Task statement
Could you transcribe every record below exactly as written, leaving out any pictures?

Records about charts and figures
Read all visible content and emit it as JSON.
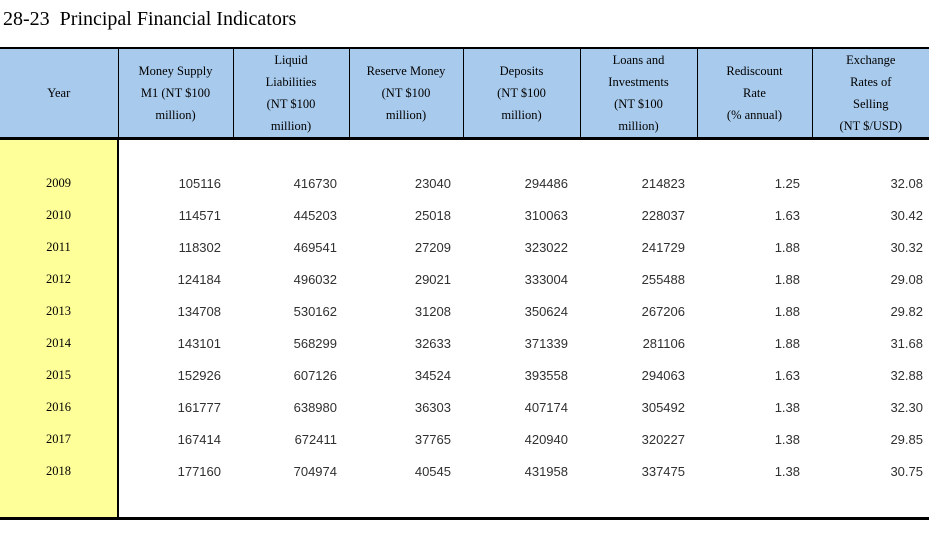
{
  "title": "28-23  Principal Financial Indicators",
  "colors": {
    "header_bg": "#a8caec",
    "year_column_bg": "#ffff99",
    "border": "#000000",
    "page_bg": "#ffffff"
  },
  "table": {
    "columns": [
      {
        "id": "year",
        "label": "Year"
      },
      {
        "id": "money-supply-m1",
        "label": "Money Supply\nM1 (NT $100\nmillion)"
      },
      {
        "id": "liquid-liabilities",
        "label": "Liquid\nLiabilities\n(NT $100\nmillion)"
      },
      {
        "id": "reserve-money",
        "label": "Reserve Money\n(NT $100\nmillion)"
      },
      {
        "id": "deposits",
        "label": "Deposits\n(NT $100\nmillion)"
      },
      {
        "id": "loans-and-investments",
        "label": "Loans and\nInvestments\n(NT $100\nmillion)"
      },
      {
        "id": "rediscount-rate",
        "label": "Rediscount\nRate\n(% annual)"
      },
      {
        "id": "exchange-rates-selling",
        "label": "Exchange\nRates of\nSelling\n(NT $/USD)"
      }
    ],
    "rows": [
      {
        "year": "2009",
        "values": [
          "105116",
          "416730",
          "23040",
          "294486",
          "214823",
          "1.25",
          "32.08"
        ]
      },
      {
        "year": "2010",
        "values": [
          "114571",
          "445203",
          "25018",
          "310063",
          "228037",
          "1.63",
          "30.42"
        ]
      },
      {
        "year": "2011",
        "values": [
          "118302",
          "469541",
          "27209",
          "323022",
          "241729",
          "1.88",
          "30.32"
        ]
      },
      {
        "year": "2012",
        "values": [
          "124184",
          "496032",
          "29021",
          "333004",
          "255488",
          "1.88",
          "29.08"
        ]
      },
      {
        "year": "2013",
        "values": [
          "134708",
          "530162",
          "31208",
          "350624",
          "267206",
          "1.88",
          "29.82"
        ]
      },
      {
        "year": "2014",
        "values": [
          "143101",
          "568299",
          "32633",
          "371339",
          "281106",
          "1.88",
          "31.68"
        ]
      },
      {
        "year": "2015",
        "values": [
          "152926",
          "607126",
          "34524",
          "393558",
          "294063",
          "1.63",
          "32.88"
        ]
      },
      {
        "year": "2016",
        "values": [
          "161777",
          "638980",
          "36303",
          "407174",
          "305492",
          "1.38",
          "32.30"
        ]
      },
      {
        "year": "2017",
        "values": [
          "167414",
          "672411",
          "37765",
          "420940",
          "320227",
          "1.38",
          "29.85"
        ]
      },
      {
        "year": "2018",
        "values": [
          "177160",
          "704974",
          "40545",
          "431958",
          "337475",
          "1.38",
          "30.75"
        ]
      }
    ]
  },
  "chart_data": {
    "type": "table",
    "title": "28-23 Principal Financial Indicators",
    "columns": [
      "Year",
      "Money Supply M1 (NT $100 million)",
      "Liquid Liabilities (NT $100 million)",
      "Reserve Money (NT $100 million)",
      "Deposits (NT $100 million)",
      "Loans and Investments (NT $100 million)",
      "Rediscount Rate (% annual)",
      "Exchange Rates of Selling (NT $/USD)"
    ],
    "rows": [
      [
        2009,
        105116,
        416730,
        23040,
        294486,
        214823,
        1.25,
        32.08
      ],
      [
        2010,
        114571,
        445203,
        25018,
        310063,
        228037,
        1.63,
        30.42
      ],
      [
        2011,
        118302,
        469541,
        27209,
        323022,
        241729,
        1.88,
        30.32
      ],
      [
        2012,
        124184,
        496032,
        29021,
        333004,
        255488,
        1.88,
        29.08
      ],
      [
        2013,
        134708,
        530162,
        31208,
        350624,
        267206,
        1.88,
        29.82
      ],
      [
        2014,
        143101,
        568299,
        32633,
        371339,
        281106,
        1.88,
        31.68
      ],
      [
        2015,
        152926,
        607126,
        34524,
        393558,
        294063,
        1.63,
        32.88
      ],
      [
        2016,
        161777,
        638980,
        36303,
        407174,
        305492,
        1.38,
        32.3
      ],
      [
        2017,
        167414,
        672411,
        37765,
        420940,
        320227,
        1.38,
        29.85
      ],
      [
        2018,
        177160,
        704974,
        40545,
        431958,
        337475,
        1.38,
        30.75
      ]
    ]
  }
}
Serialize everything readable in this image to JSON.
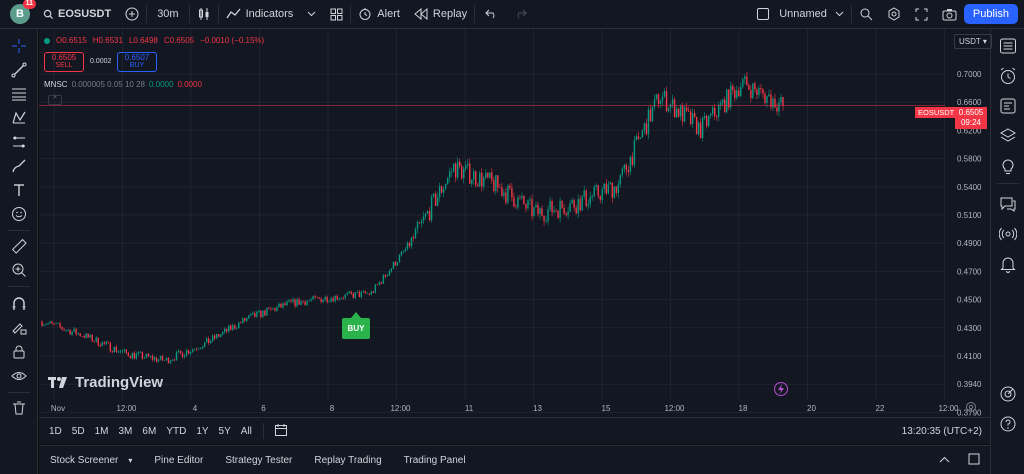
{
  "topbar": {
    "avatar_letter": "B",
    "avatar_badge": "11",
    "symbol": "EOSUSDT",
    "interval": "30m",
    "indicators_label": "Indicators",
    "alert_label": "Alert",
    "replay_label": "Replay",
    "layout_name": "Unnamed",
    "publish_label": "Publish"
  },
  "legend": {
    "open": "O0.6515",
    "high": "H0.6531",
    "low": "L0.6498",
    "close": "C0.6505",
    "change": "−0.0010 (−0.15%)"
  },
  "trade": {
    "sell_price": "0.6505",
    "sell_label": "SELL",
    "spread": "0.0002",
    "buy_price": "0.6507",
    "buy_label": "BUY"
  },
  "indicator": {
    "name": "MNSC",
    "params": "0.000005 0.05 10 28",
    "val1": "0.0000",
    "val2": "0.0000"
  },
  "price_axis": {
    "pair_tag": "USDT",
    "ticks": [
      "0.7000",
      "0.6600",
      "0.6200",
      "0.5800",
      "0.5400",
      "0.5100",
      "0.4900",
      "0.4700",
      "0.4500",
      "0.4300",
      "0.4100",
      "0.3940",
      "0.3790"
    ],
    "current_label": "EOSUSDT",
    "current_price": "0.6505",
    "countdown": "09:24"
  },
  "time_axis": {
    "ticks": [
      "Nov",
      "12:00",
      "4",
      "6",
      "8",
      "12:00",
      "11",
      "13",
      "15",
      "12:00",
      "18",
      "20",
      "22",
      "12:00"
    ]
  },
  "chart": {
    "buy_marker": "BUY",
    "logo_text": "TradingView",
    "up_color": "#089981",
    "down_color": "#f23645"
  },
  "bottom": {
    "ranges": [
      "1D",
      "5D",
      "1M",
      "3M",
      "6M",
      "YTD",
      "1Y",
      "5Y",
      "All"
    ],
    "clock": "13:20:35 (UTC+2)",
    "panels": [
      "Stock Screener",
      "Pine Editor",
      "Strategy Tester",
      "Replay Trading",
      "Trading Panel"
    ]
  },
  "chart_data": {
    "type": "candlestick",
    "symbol": "EOSUSDT",
    "interval": "30m",
    "x": [
      "Nov 1",
      "Nov 2",
      "Nov 3",
      "Nov 4",
      "Nov 5",
      "Nov 6",
      "Nov 7",
      "Nov 8",
      "Nov 9",
      "Nov 10",
      "Nov 11",
      "Nov 12",
      "Nov 13",
      "Nov 14",
      "Nov 15",
      "Nov 16",
      "Nov 17",
      "Nov 18",
      "Nov 19"
    ],
    "close_trend": [
      0.445,
      0.432,
      0.415,
      0.408,
      0.425,
      0.448,
      0.462,
      0.468,
      0.472,
      0.522,
      0.592,
      0.575,
      0.548,
      0.558,
      0.575,
      0.66,
      0.628,
      0.672,
      0.6505
    ],
    "ylim": [
      0.379,
      0.71
    ],
    "last_price": 0.6505
  }
}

Output of the exercise
Read all visible content and emit it as JSON.
{
  "title": "28-23  Principal Financial Indicators",
  "colors": {
    "header_bg": "#a8caec",
    "year_column_bg": "#ffff99",
    "border": "#000000",
    "page_bg": "#ffffff"
  },
  "table": {
    "columns": [
      {
        "id": "year",
        "label": "Year"
      },
      {
        "id": "money-supply-m1",
        "label": "Money Supply\nM1 (NT $100\nmillion)"
      },
      {
        "id": "liquid-liabilities",
        "label": "Liquid\nLiabilities\n(NT $100\nmillion)"
      },
      {
        "id": "reserve-money",
        "label": "Reserve Money\n(NT $100\nmillion)"
      },
      {
        "id": "deposits",
        "label": "Deposits\n(NT $100\nmillion)"
      },
      {
        "id": "loans-and-investments",
        "label": "Loans and\nInvestments\n(NT $100\nmillion)"
      },
      {
        "id": "rediscount-rate",
        "label": "Rediscount\nRate\n(% annual)"
      },
      {
        "id": "exchange-rates-selling",
        "label": "Exchange\nRates of\nSelling\n(NT $/USD)"
      }
    ],
    "rows": [
      {
        "year": "2009",
        "values": [
          "105116",
          "416730",
          "23040",
          "294486",
          "214823",
          "1.25",
          "32.08"
        ]
      },
      {
        "year": "2010",
        "values": [
          "114571",
          "445203",
          "25018",
          "310063",
          "228037",
          "1.63",
          "30.42"
        ]
      },
      {
        "year": "2011",
        "values": [
          "118302",
          "469541",
          "27209",
          "323022",
          "241729",
          "1.88",
          "30.32"
        ]
      },
      {
        "year": "2012",
        "values": [
          "124184",
          "496032",
          "29021",
          "333004",
          "255488",
          "1.88",
          "29.08"
        ]
      },
      {
        "year": "2013",
        "values": [
          "134708",
          "530162",
          "31208",
          "350624",
          "267206",
          "1.88",
          "29.82"
        ]
      },
      {
        "year": "2014",
        "values": [
          "143101",
          "568299",
          "32633",
          "371339",
          "281106",
          "1.88",
          "31.68"
        ]
      },
      {
        "year": "2015",
        "values": [
          "152926",
          "607126",
          "34524",
          "393558",
          "294063",
          "1.63",
          "32.88"
        ]
      },
      {
        "year": "2016",
        "values": [
          "161777",
          "638980",
          "36303",
          "407174",
          "305492",
          "1.38",
          "32.30"
        ]
      },
      {
        "year": "2017",
        "values": [
          "167414",
          "672411",
          "37765",
          "420940",
          "320227",
          "1.38",
          "29.85"
        ]
      },
      {
        "year": "2018",
        "values": [
          "177160",
          "704974",
          "40545",
          "431958",
          "337475",
          "1.38",
          "30.75"
        ]
      }
    ]
  },
  "chart_data": {
    "type": "table",
    "title": "28-23 Principal Financial Indicators",
    "columns": [
      "Year",
      "Money Supply M1 (NT $100 million)",
      "Liquid Liabilities (NT $100 million)",
      "Reserve Money (NT $100 million)",
      "Deposits (NT $100 million)",
      "Loans and Investments (NT $100 million)",
      "Rediscount Rate (% annual)",
      "Exchange Rates of Selling (NT $/USD)"
    ],
    "rows": [
      [
        2009,
        105116,
        416730,
        23040,
        294486,
        214823,
        1.25,
        32.08
      ],
      [
        2010,
        114571,
        445203,
        25018,
        310063,
        228037,
        1.63,
        30.42
      ],
      [
        2011,
        118302,
        469541,
        27209,
        323022,
        241729,
        1.88,
        30.32
      ],
      [
        2012,
        124184,
        496032,
        29021,
        333004,
        255488,
        1.88,
        29.08
      ],
      [
        2013,
        134708,
        530162,
        31208,
        350624,
        267206,
        1.88,
        29.82
      ],
      [
        2014,
        143101,
        568299,
        32633,
        371339,
        281106,
        1.88,
        31.68
      ],
      [
        2015,
        152926,
        607126,
        34524,
        393558,
        294063,
        1.63,
        32.88
      ],
      [
        2016,
        161777,
        638980,
        36303,
        407174,
        305492,
        1.38,
        32.3
      ],
      [
        2017,
        167414,
        672411,
        37765,
        420940,
        320227,
        1.38,
        29.85
      ],
      [
        2018,
        177160,
        704974,
        40545,
        431958,
        337475,
        1.38,
        30.75
      ]
    ]
  }
}
Serialize everything readable in this image to JSON.
{
  "topbar": {
    "avatar_letter": "B",
    "avatar_badge": "11",
    "symbol": "EOSUSDT",
    "interval": "30m",
    "indicators_label": "Indicators",
    "alert_label": "Alert",
    "replay_label": "Replay",
    "layout_name": "Unnamed",
    "publish_label": "Publish"
  },
  "legend": {
    "open": "O0.6515",
    "high": "H0.6531",
    "low": "L0.6498",
    "close": "C0.6505",
    "change": "−0.0010 (−0.15%)"
  },
  "trade": {
    "sell_price": "0.6505",
    "sell_label": "SELL",
    "spread": "0.0002",
    "buy_price": "0.6507",
    "buy_label": "BUY"
  },
  "indicator": {
    "name": "MNSC",
    "params": "0.000005 0.05 10 28",
    "val1": "0.0000",
    "val2": "0.0000"
  },
  "price_axis": {
    "pair_tag": "USDT",
    "ticks": [
      "0.7000",
      "0.6600",
      "0.6200",
      "0.5800",
      "0.5400",
      "0.5100",
      "0.4900",
      "0.4700",
      "0.4500",
      "0.4300",
      "0.4100",
      "0.3940",
      "0.3790"
    ],
    "current_label": "EOSUSDT",
    "current_price": "0.6505",
    "countdown": "09:24"
  },
  "time_axis": {
    "ticks": [
      "Nov",
      "12:00",
      "4",
      "6",
      "8",
      "12:00",
      "11",
      "13",
      "15",
      "12:00",
      "18",
      "20",
      "22",
      "12:00"
    ]
  },
  "chart": {
    "buy_marker": "BUY",
    "logo_text": "TradingView",
    "up_color": "#089981",
    "down_color": "#f23645"
  },
  "bottom": {
    "ranges": [
      "1D",
      "5D",
      "1M",
      "3M",
      "6M",
      "YTD",
      "1Y",
      "5Y",
      "All"
    ],
    "clock": "13:20:35 (UTC+2)",
    "panels": [
      "Stock Screener",
      "Pine Editor",
      "Strategy Tester",
      "Replay Trading",
      "Trading Panel"
    ]
  },
  "chart_data": {
    "type": "candlestick",
    "symbol": "EOSUSDT",
    "interval": "30m",
    "x": [
      "Nov 1",
      "Nov 2",
      "Nov 3",
      "Nov 4",
      "Nov 5",
      "Nov 6",
      "Nov 7",
      "Nov 8",
      "Nov 9",
      "Nov 10",
      "Nov 11",
      "Nov 12",
      "Nov 13",
      "Nov 14",
      "Nov 15",
      "Nov 16",
      "Nov 17",
      "Nov 18",
      "Nov 19"
    ],
    "close_trend": [
      0.445,
      0.432,
      0.415,
      0.408,
      0.425,
      0.448,
      0.462,
      0.468,
      0.472,
      0.522,
      0.592,
      0.575,
      0.548,
      0.558,
      0.575,
      0.66,
      0.628,
      0.672,
      0.6505
    ],
    "ylim": [
      0.379,
      0.71
    ],
    "last_price": 0.6505
  }
}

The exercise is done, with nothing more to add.